Connie Merigo, the Aquarium’s Stranding Program manager, and Dr. Charlie Innis, VMD, Director of Animal Health, will team up to talk about their life-saving work with sea turtles for the Aquarium’s rescue and rehabilitation program. They will share stories and photos from their far-reaching field work, aiding stranded and injured turtles, as well as give details about how they work inside the Aquarium’s sea turtle hospital to help treat those in need.
The Aquarium’s Rescue and Animal Health staff treats a wide range of sea turtle patients. Coming to the aid of stranded sea turtles suffering from traumatic boat strikes, entanglement injuries, and severe hypothermia, they perform life-saving medical procedures and nurse
animals back to health. They have been doing so since 1968. Between 25 to 150 sea turtles, mostly Kemp’s ridley turtles, the world’s most critically endangered sea turtles, are rescued from Cape Cod Bay each autumn. Every winter, cold stunned turtles need extensive care in the Aquarium hospital before returning to the sea. Often their ailments include hypothermia, severe dehydration, pneumonia, broken bones, shell fractures, and other ailments. Care can take a few months to over a year and can be quite sophisticated. The Aquarium has the ability to do advanced medical diagnostics such as ultrasounds, CAT scans, MRI scans, blood analysis, and radiographs (x-rays), just to name a few. In the last 20 years, hundreds of green, loggerhead, and Kemp’s ridley turtles have been treated at the Aquarium and released. The work is significant because so many of the turtles are endangered and their survival adds to the overall progress of the species.

========

**LIST OF TASKS**:
1. Answer these questions about the sea turtle rescue text:
(a) Who is the Aquarium's Director of Animal Health?
(b) Since what year has the Rescue and Animal Health staff been treating sea turtles?
(c) Which turtles make up most of those rescued from Cape Cod Bay each autumn?
2. In the sea turtle rescue text, rewrite the passage from "Connie Merigo, the" to "those in need.", replacing "stories" with "accounts".
3. According to the sea turtle rescue text, why is the Aquarium's work with these turtles significant?

[Recorded data]
========

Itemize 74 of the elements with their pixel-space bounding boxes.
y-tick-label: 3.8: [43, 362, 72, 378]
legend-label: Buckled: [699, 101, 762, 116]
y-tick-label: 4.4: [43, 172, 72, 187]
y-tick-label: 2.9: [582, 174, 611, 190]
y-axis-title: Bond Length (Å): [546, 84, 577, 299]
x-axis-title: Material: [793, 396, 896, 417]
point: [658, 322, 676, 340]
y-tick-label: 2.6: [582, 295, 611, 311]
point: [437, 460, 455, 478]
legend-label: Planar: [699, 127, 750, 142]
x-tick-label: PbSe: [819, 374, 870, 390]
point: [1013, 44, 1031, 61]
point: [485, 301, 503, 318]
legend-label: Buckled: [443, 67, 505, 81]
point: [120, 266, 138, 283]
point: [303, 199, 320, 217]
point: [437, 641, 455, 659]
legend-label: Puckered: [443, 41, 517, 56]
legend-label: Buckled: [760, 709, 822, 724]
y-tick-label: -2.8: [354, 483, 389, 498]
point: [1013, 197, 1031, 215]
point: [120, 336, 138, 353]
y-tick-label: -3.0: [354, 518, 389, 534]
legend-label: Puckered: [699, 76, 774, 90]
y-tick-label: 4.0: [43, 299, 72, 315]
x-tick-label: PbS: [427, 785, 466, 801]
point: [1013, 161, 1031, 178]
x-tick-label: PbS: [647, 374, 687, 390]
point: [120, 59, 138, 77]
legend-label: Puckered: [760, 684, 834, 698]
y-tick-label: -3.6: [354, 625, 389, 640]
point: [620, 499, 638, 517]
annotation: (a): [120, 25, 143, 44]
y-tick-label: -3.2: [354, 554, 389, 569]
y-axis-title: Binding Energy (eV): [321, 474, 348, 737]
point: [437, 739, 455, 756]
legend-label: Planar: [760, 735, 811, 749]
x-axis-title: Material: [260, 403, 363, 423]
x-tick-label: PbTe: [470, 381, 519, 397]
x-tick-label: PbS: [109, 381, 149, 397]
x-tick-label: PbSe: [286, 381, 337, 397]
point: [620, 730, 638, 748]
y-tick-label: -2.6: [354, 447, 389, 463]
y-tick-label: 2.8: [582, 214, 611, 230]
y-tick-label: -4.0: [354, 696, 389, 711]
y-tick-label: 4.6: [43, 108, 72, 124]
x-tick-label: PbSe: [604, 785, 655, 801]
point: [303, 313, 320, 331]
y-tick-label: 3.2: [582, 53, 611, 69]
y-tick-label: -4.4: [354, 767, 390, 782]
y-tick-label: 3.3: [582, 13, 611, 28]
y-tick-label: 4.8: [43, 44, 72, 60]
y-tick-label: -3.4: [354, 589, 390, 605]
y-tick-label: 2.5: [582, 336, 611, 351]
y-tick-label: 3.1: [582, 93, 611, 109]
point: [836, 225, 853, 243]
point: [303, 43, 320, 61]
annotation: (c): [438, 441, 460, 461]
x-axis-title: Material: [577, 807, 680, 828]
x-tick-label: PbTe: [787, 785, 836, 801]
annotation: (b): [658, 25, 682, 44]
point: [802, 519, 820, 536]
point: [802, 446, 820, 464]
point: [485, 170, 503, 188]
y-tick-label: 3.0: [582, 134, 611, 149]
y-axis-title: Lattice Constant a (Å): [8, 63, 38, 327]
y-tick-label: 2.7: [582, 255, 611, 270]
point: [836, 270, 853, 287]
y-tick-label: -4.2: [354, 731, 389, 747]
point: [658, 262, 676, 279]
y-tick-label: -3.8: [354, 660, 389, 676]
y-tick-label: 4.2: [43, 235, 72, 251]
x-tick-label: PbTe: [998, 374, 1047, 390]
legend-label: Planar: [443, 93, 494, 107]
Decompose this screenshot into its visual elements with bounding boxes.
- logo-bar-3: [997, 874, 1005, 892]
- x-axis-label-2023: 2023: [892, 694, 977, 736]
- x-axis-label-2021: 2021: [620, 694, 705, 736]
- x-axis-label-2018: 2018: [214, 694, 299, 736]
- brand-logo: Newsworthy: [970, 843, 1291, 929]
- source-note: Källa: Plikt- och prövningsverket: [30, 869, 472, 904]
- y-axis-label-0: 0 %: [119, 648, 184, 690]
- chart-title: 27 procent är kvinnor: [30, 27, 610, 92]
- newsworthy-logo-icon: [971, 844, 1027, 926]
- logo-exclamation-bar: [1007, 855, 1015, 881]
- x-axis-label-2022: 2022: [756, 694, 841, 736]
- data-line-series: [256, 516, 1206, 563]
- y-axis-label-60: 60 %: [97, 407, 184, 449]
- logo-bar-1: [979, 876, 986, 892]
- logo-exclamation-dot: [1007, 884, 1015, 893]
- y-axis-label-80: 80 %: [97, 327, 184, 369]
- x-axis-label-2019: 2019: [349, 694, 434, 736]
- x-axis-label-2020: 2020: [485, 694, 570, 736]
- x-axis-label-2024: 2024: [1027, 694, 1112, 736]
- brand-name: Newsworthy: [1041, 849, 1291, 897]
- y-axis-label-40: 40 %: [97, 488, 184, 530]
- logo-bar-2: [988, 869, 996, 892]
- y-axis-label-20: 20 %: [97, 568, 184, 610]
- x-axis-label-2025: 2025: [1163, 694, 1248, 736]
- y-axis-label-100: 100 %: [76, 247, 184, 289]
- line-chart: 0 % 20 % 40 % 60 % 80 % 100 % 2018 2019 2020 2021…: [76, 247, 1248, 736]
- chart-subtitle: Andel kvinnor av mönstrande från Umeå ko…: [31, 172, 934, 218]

========

**TASK-BY-TASK ANSWERS**:
1.
(a) Dr. Charlie Innis, VMD
(b) 1968
(c) Kemp's ridley turtles

2.
Connie Merigo, the Aquarium’s Stranding Program manager, and Dr. Charlie Innis, VMD, Director of Animal Health, will team up to talk about their life-saving work with sea turtles for the Aquarium’s rescue and rehabilitation program. They will share accounts and photos from their far-reaching field work, aiding stranded and injured turtles, as well as give details about how they work inside the Aquarium’s sea turtle hospital to help treat those in need.

3. So many of the turtles are endangered. Their survival adds to the overall progress of the species.